Goal:
Below is a block of records; repeat all of them exactly.
# start of Dataset
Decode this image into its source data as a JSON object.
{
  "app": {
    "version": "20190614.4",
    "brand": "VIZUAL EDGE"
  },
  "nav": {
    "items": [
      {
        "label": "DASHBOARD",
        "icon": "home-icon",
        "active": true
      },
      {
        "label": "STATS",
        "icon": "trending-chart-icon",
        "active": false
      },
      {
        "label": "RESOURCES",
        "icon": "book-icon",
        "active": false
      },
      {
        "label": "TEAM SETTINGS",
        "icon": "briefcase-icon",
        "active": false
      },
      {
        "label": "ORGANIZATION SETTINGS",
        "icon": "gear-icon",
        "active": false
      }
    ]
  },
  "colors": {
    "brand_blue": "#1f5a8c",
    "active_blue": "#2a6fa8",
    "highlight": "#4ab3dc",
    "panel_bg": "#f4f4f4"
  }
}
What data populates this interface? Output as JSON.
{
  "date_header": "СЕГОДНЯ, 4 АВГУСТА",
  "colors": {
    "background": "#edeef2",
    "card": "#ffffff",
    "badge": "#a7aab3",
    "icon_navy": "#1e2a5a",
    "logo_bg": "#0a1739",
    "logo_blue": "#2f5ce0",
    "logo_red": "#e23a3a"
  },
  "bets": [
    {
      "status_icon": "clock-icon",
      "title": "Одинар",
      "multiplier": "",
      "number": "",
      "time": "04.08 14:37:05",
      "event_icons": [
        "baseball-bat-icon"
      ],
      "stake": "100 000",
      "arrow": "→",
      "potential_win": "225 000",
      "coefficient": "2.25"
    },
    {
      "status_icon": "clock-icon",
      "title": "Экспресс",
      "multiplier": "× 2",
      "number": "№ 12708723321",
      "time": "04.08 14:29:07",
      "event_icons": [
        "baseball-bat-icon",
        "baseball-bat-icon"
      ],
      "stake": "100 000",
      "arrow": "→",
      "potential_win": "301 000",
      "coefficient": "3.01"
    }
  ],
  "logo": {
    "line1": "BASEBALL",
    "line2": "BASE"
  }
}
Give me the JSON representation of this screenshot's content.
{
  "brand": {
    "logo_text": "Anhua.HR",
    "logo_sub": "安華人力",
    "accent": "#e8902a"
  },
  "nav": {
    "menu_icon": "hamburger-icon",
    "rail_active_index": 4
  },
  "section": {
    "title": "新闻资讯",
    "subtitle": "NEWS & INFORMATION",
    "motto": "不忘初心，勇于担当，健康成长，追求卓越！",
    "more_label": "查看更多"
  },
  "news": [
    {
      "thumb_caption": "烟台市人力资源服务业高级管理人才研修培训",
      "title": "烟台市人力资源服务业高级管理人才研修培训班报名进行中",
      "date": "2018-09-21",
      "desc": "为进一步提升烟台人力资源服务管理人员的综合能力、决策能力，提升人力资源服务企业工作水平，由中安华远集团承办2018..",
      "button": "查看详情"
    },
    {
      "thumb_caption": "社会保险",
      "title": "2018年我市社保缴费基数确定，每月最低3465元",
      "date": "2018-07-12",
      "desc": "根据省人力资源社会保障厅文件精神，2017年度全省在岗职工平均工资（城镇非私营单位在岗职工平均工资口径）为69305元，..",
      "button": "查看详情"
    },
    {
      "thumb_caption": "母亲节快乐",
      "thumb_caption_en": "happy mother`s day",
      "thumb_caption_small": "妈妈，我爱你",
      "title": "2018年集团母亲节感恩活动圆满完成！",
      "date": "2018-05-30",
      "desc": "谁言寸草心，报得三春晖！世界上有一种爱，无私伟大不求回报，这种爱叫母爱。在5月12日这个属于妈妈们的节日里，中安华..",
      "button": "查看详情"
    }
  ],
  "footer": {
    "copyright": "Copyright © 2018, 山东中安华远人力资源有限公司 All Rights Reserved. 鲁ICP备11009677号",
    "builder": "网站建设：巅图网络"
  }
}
# end of Dataset
Response:
Decode this image into its source data as a JSON object.
{
  "app": {
    "version": "20190614.4",
    "brand": "VIZUAL EDGE"
  },
  "nav": {
    "items": [
      {
        "label": "DASHBOARD",
        "icon": "home-icon",
        "active": true
      },
      {
        "label": "STATS",
        "icon": "trending-chart-icon",
        "active": false
      },
      {
        "label": "RESOURCES",
        "icon": "book-icon",
        "active": false
      },
      {
        "label": "TEAM SETTINGS",
        "icon": "briefcase-icon",
        "active": false
      },
      {
        "label": "ORGANIZATION SETTINGS",
        "icon": "gear-icon",
        "active": false
      }
    ]
  },
  "colors": {
    "brand_blue": "#1f5a8c",
    "active_blue": "#2a6fa8",
    "highlight": "#4ab3dc",
    "panel_bg": "#f4f4f4"
  }
}
What data populates this interface? Output as JSON.
{
  "date_header": "СЕГОДНЯ, 4 АВГУСТА",
  "colors": {
    "background": "#edeef2",
    "card": "#ffffff",
    "badge": "#a7aab3",
    "icon_navy": "#1e2a5a",
    "logo_bg": "#0a1739",
    "logo_blue": "#2f5ce0",
    "logo_red": "#e23a3a"
  },
  "bets": [
    {
      "status_icon": "clock-icon",
      "title": "Одинар",
      "multiplier": "",
      "number": "",
      "time": "04.08 14:37:05",
      "event_icons": [
        "baseball-bat-icon"
      ],
      "stake": "100 000",
      "arrow": "→",
      "potential_win": "225 000",
      "coefficient": "2.25"
    },
    {
      "status_icon": "clock-icon",
      "title": "Экспресс",
      "multiplier": "× 2",
      "number": "№ 12708723321",
      "time": "04.08 14:29:07",
      "event_icons": [
        "baseball-bat-icon",
        "baseball-bat-icon"
      ],
      "stake": "100 000",
      "arrow": "→",
      "potential_win": "301 000",
      "coefficient": "3.01"
    }
  ],
  "logo": {
    "line1": "BASEBALL",
    "line2": "BASE"
  }
}
Give me the JSON representation of this screenshot's content.
{
  "brand": {
    "logo_text": "Anhua.HR",
    "logo_sub": "安華人力",
    "accent": "#e8902a"
  },
  "nav": {
    "menu_icon": "hamburger-icon",
    "rail_active_index": 4
  },
  "section": {
    "title": "新闻资讯",
    "subtitle": "NEWS & INFORMATION",
    "motto": "不忘初心，勇于担当，健康成长，追求卓越！",
    "more_label": "查看更多"
  },
  "news": [
    {
      "thumb_caption": "烟台市人力资源服务业高级管理人才研修培训",
      "title": "烟台市人力资源服务业高级管理人才研修培训班报名进行中",
      "date": "2018-09-21",
      "desc": "为进一步提升烟台人力资源服务管理人员的综合能力、决策能力，提升人力资源服务企业工作水平，由中安华远集团承办2018..",
      "button": "查看详情"
    },
    {
      "thumb_caption": "社会保险",
      "title": "2018年我市社保缴费基数确定，每月最低3465元",
      "date": "2018-07-12",
      "desc": "根据省人力资源社会保障厅文件精神，2017年度全省在岗职工平均工资（城镇非私营单位在岗职工平均工资口径）为69305元，..",
      "button": "查看详情"
    },
    {
      "thumb_caption": "母亲节快乐",
      "thumb_caption_en": "happy mother`s day",
      "thumb_caption_small": "妈妈，我爱你",
      "title": "2018年集团母亲节感恩活动圆满完成！",
      "date": "2018-05-30",
      "desc": "谁言寸草心，报得三春晖！世界上有一种爱，无私伟大不求回报，这种爱叫母爱。在5月12日这个属于妈妈们的节日里，中安华..",
      "button": "查看详情"
    }
  ],
  "footer": {
    "copyright": "Copyright © 2018, 山东中安华远人力资源有限公司 All Rights Reserved. 鲁ICP备11009677号",
    "builder": "网站建设：巅图网络"
  }
}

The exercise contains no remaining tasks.